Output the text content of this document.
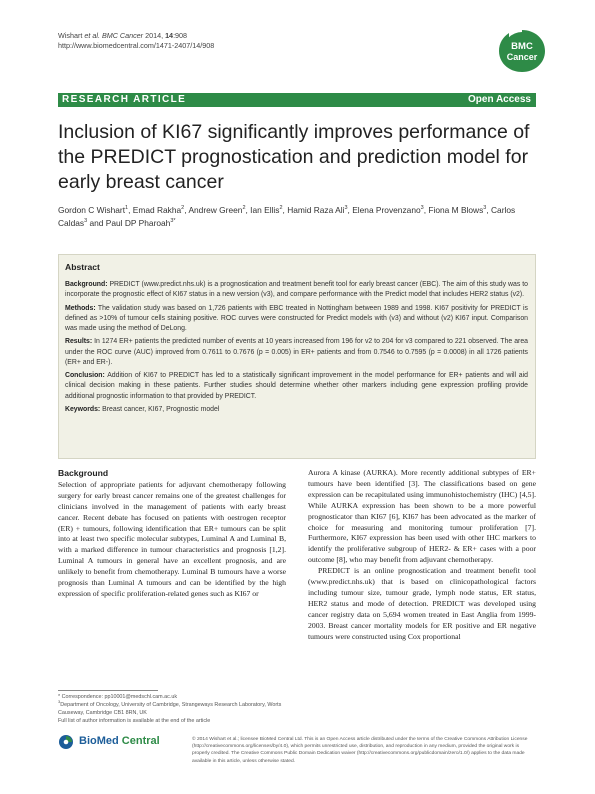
Wishart et al. BMC Cancer 2014, 14:908
http://www.biomedcentral.com/1471-2407/14/908	BMC
Cancer
RESEARCH ARTICLE	Open Access
Inclusion of KI67 significantly improves performance of the PREDICT prognostication and prediction model for early breast cancer
Gordon C Wishart$^1$, Emad Rakha$^2$, Andrew Green$^2$, Ian Ellis$^2$, Hamid Raza Ali$^3$, Elena Provenzano$^3$, Fiona M Blows$^3$, Carlos Caldas$^3$ and Paul DP Pharoah$^{3*}$
Abstract

Background: PREDICT (www.predict.nhs.uk) is a prognostication and treatment benefit tool for early breast cancer (EBC). The aim of this study was to incorporate the prognostic effect of KI67 status in a new version (v3), and compare performance with the Predict model that includes HER2 status (v2).

Methods: The validation study was based on 1,726 patients with EBC treated in Nottingham between 1989 and 1998. KI67 positivity for PREDICT is defined as >10% of tumour cells staining positive. ROC curves were constructed for Predict models with (v3) and without (v2) KI67 input. Comparison was made using the method of DeLong.

Results: In 1274 ER+ patients the predicted number of events at 10 years increased from 196 for v2 to 204 for v3 compared to 221 observed. The area under the ROC curve (AUC) improved from 0.7611 to 0.7676 (p = 0.005) in ER+ patients and from 0.7546 to 0.7595 (p = 0.0008) in all 1726 patients (ER+ and ER-).

Conclusion: Addition of KI67 to PREDICT has led to a statistically significant improvement in the model performance for ER+ patients and will aid clinical decision making in these patients. Further studies should determine whether other markers including gene expression profiling provide additional prognostic information to that provided by PREDICT.

Keywords: Breast cancer, KI67, Prognostic model

Background

Selection of appropriate patients for adjuvant chemotherapy following surgery for early breast cancer remains one of the greatest challenges for clinicians involved in the management of patients with early breast cancer. Recent debate has focused on patients with oestrogen receptor (ER) + tumours, following identification that ER+ tumours can be split into at least two specific molecular subtypes, Luminal A and Luminal B, with a marked difference in tumour characteristics and prognosis [1,2]. Luminal A tumours in general have an excellent prognosis, and are unlikely to benefit from chemotherapy. Luminal B tumours have a worse prognosis than Luminal A tumours and can be identified by the high expression of specific proliferation-related genes such as KI67 or

Aurora A kinase (AURKA). More recently additional subtypes of ER+ tumours have been identified [3]. The classifications based on gene expression can be recapitulated using immunohistochemistry (IHC) [4,5]. While AURKA expression has been shown to be a more powerful prognosticator than KI67 [6], KI67 has been advocated as the marker of choice for measuring and monitoring tumour proliferation [7]. Furthermore, KI67 expression has been used with other IHC markers to identify the proliferative subgroup of HER2- & ER+ cases with a poor outcome [8], who may benefit from adjuvant chemotherapy.

PREDICT is an online prognostication and treatment benefit tool (www.predict.nhs.uk) that is based on clinicopathological factors including tumour size, tumour grade, lymph node status, ER status, HER2 status and mode of detection. PREDICT was developed using cancer registry data on 5,694 women treated in East Anglia from 1999-2003. Breast cancer mortality models for ER positive and ER negative tumours were constructed using Cox proportional

* Correspondence: pp10001@medschl.cam.ac.uk
$^3$Department of Oncology, University of Cambridge, Strangeways Research Laboratory, Worts Causeway, Cambridge CB1 8RN, UK
Full list of author information is available at the end of the article
BioMed Central	© 2014 Wishart et al.; licensee BioMed Central Ltd. This is an Open Access article distributed under the terms of the Creative Commons Attribution License (http://creativecommons.org/licenses/by/4.0), which permits unrestricted use, distribution, and reproduction in any medium, provided the original work is properly credited. The Creative Commons Public Domain Dedication waiver (http://creativecommons.org/publicdomain/zero/1.0/) applies to the data made available in this article, unless otherwise stated.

※ ※ ※

- INSTRUCTIONS FOR THE TASK -
For every record above, repeat the text exactly and omit any picture.

- THE COMPLETED TASK -
Output the text content of this document.
Wishart et al. BMC Cancer 2014, 14:908
http://www.biomedcentral.com/1471-2407/14/908	BMC
Cancer
RESEARCH ARTICLE	Open Access
Inclusion of KI67 significantly improves performance of the PREDICT prognostication and prediction model for early breast cancer
Gordon C Wishart$^1$, Emad Rakha$^2$, Andrew Green$^2$, Ian Ellis$^2$, Hamid Raza Ali$^3$, Elena Provenzano$^3$, Fiona M Blows$^3$, Carlos Caldas$^3$ and Paul DP Pharoah$^{3*}$
Abstract

Background: PREDICT (www.predict.nhs.uk) is a prognostication and treatment benefit tool for early breast cancer (EBC). The aim of this study was to incorporate the prognostic effect of KI67 status in a new version (v3), and compare performance with the Predict model that includes HER2 status (v2).

Methods: The validation study was based on 1,726 patients with EBC treated in Nottingham between 1989 and 1998. KI67 positivity for PREDICT is defined as >10% of tumour cells staining positive. ROC curves were constructed for Predict models with (v3) and without (v2) KI67 input. Comparison was made using the method of DeLong.

Results: In 1274 ER+ patients the predicted number of events at 10 years increased from 196 for v2 to 204 for v3 compared to 221 observed. The area under the ROC curve (AUC) improved from 0.7611 to 0.7676 (p = 0.005) in ER+ patients and from 0.7546 to 0.7595 (p = 0.0008) in all 1726 patients (ER+ and ER-).

Conclusion: Addition of KI67 to PREDICT has led to a statistically significant improvement in the model performance for ER+ patients and will aid clinical decision making in these patients. Further studies should determine whether other markers including gene expression profiling provide additional prognostic information to that provided by PREDICT.

Keywords: Breast cancer, KI67, Prognostic model

Background

Selection of appropriate patients for adjuvant chemotherapy following surgery for early breast cancer remains one of the greatest challenges for clinicians involved in the management of patients with early breast cancer. Recent debate has focused on patients with oestrogen receptor (ER) + tumours, following identification that ER+ tumours can be split into at least two specific molecular subtypes, Luminal A and Luminal B, with a marked difference in tumour characteristics and prognosis [1,2]. Luminal A tumours in general have an excellent prognosis, and are unlikely to benefit from chemotherapy. Luminal B tumours have a worse prognosis than Luminal A tumours and can be identified by the high expression of specific proliferation-related genes such as KI67 or

Aurora A kinase (AURKA). More recently additional subtypes of ER+ tumours have been identified [3]. The classifications based on gene expression can be recapitulated using immunohistochemistry (IHC) [4,5]. While AURKA expression has been shown to be a more powerful prognosticator than KI67 [6], KI67 has been advocated as the marker of choice for measuring and monitoring tumour proliferation [7]. Furthermore, KI67 expression has been used with other IHC markers to identify the proliferative subgroup of HER2- & ER+ cases with a poor outcome [8], who may benefit from adjuvant chemotherapy.

PREDICT is an online prognostication and treatment benefit tool (www.predict.nhs.uk) that is based on clinicopathological factors including tumour size, tumour grade, lymph node status, ER status, HER2 status and mode of detection. PREDICT was developed using cancer registry data on 5,694 women treated in East Anglia from 1999-2003. Breast cancer mortality models for ER positive and ER negative tumours were constructed using Cox proportional

* Correspondence: pp10001@medschl.cam.ac.uk
$^3$Department of Oncology, University of Cambridge, Strangeways Research Laboratory, Worts Causeway, Cambridge CB1 8RN, UK
Full list of author information is available at the end of the article
BioMed Central	© 2014 Wishart et al.; licensee BioMed Central Ltd. This is an Open Access article distributed under the terms of the Creative Commons Attribution License (http://creativecommons.org/licenses/by/4.0), which permits unrestricted use, distribution, and reproduction in any medium, provided the original work is properly credited. The Creative Commons Public Domain Dedication waiver (http://creativecommons.org/publicdomain/zero/1.0/) applies to the data made available in this article, unless otherwise stated.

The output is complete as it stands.